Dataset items
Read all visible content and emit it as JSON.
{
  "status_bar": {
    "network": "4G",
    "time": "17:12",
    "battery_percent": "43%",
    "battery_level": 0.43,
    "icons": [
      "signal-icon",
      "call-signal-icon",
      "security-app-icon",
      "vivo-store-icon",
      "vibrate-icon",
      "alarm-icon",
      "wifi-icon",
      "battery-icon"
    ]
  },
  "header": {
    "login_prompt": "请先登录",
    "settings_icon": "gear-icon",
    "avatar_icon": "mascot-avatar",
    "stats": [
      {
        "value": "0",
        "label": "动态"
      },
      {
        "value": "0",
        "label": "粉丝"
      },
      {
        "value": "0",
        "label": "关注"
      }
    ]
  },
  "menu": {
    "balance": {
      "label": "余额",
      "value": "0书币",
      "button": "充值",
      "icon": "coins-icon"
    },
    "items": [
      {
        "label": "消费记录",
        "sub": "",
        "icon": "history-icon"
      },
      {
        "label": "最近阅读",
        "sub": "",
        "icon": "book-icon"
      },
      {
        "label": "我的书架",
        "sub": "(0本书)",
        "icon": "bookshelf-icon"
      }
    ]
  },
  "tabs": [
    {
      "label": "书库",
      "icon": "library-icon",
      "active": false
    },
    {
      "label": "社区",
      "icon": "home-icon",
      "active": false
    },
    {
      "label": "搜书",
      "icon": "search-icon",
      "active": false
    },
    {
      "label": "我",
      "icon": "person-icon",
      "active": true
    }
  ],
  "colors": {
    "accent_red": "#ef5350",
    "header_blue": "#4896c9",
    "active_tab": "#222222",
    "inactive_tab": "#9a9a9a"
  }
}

» **GIVEN REQUEST**:
Copy the data above in full, character for character.

» **SOLUTION TO THE PROBLEM**:
Read all visible content and emit it as JSON.
{
  "status_bar": {
    "network": "4G",
    "time": "17:12",
    "battery_percent": "43%",
    "battery_level": 0.43,
    "icons": [
      "signal-icon",
      "call-signal-icon",
      "security-app-icon",
      "vivo-store-icon",
      "vibrate-icon",
      "alarm-icon",
      "wifi-icon",
      "battery-icon"
    ]
  },
  "header": {
    "login_prompt": "请先登录",
    "settings_icon": "gear-icon",
    "avatar_icon": "mascot-avatar",
    "stats": [
      {
        "value": "0",
        "label": "动态"
      },
      {
        "value": "0",
        "label": "粉丝"
      },
      {
        "value": "0",
        "label": "关注"
      }
    ]
  },
  "menu": {
    "balance": {
      "label": "余额",
      "value": "0书币",
      "button": "充值",
      "icon": "coins-icon"
    },
    "items": [
      {
        "label": "消费记录",
        "sub": "",
        "icon": "history-icon"
      },
      {
        "label": "最近阅读",
        "sub": "",
        "icon": "book-icon"
      },
      {
        "label": "我的书架",
        "sub": "(0本书)",
        "icon": "bookshelf-icon"
      }
    ]
  },
  "tabs": [
    {
      "label": "书库",
      "icon": "library-icon",
      "active": false
    },
    {
      "label": "社区",
      "icon": "home-icon",
      "active": false
    },
    {
      "label": "搜书",
      "icon": "search-icon",
      "active": false
    },
    {
      "label": "我",
      "icon": "person-icon",
      "active": true
    }
  ],
  "colors": {
    "accent_red": "#ef5350",
    "header_blue": "#4896c9",
    "active_tab": "#222222",
    "inactive_tab": "#9a9a9a"
  }
}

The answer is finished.